>> BEGIN Data for this exercise

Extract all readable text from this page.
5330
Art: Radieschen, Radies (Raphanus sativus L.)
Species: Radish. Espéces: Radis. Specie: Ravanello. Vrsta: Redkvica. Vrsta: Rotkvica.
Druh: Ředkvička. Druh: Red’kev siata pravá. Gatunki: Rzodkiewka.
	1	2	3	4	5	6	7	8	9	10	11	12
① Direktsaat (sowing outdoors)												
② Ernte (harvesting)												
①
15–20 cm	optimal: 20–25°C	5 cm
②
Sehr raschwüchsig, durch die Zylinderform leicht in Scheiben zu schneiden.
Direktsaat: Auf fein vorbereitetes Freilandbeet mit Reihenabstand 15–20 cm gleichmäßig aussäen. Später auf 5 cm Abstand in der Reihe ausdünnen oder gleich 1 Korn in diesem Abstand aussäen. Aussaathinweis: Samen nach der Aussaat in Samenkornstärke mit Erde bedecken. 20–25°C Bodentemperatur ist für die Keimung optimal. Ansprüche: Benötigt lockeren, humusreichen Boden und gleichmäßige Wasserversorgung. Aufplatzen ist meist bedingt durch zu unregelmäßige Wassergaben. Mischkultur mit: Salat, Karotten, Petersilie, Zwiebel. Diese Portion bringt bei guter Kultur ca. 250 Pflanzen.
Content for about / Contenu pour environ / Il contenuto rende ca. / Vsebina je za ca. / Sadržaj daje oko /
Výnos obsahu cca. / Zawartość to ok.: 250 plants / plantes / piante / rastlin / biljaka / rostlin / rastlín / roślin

>> END Data for this exercise

■ Problem to solve: Copy each line holding the word "Direktsaat" from the listing above.

■ Solved problem:
① Direktsaat (sowing outdoors)												
Direktsaat: Auf fein vorbereitetes Freilandbeet mit Reihenabstand 15–20 cm gleichmäßig aussäen. Später auf 5 cm Abstand in der Reihe ausdünnen oder gleich 1 Korn in diesem Abstand aussäen. Aussaathinweis: Samen nach der Aussaat in Samenkornstärke mit Erde bedecken. 20–25°C Bodentemperatur ist für die Keimung optimal. Ansprüche: Benötigt lockeren, humusreichen Boden und gleichmäßige Wasserversorgung. Aufplatzen ist meist bedingt durch zu unregelmäßige Wassergaben. Mischkultur mit: Salat, Karotten, Petersilie, Zwiebel. Diese Portion bringt bei guter Kultur ca. 250 Pflanzen.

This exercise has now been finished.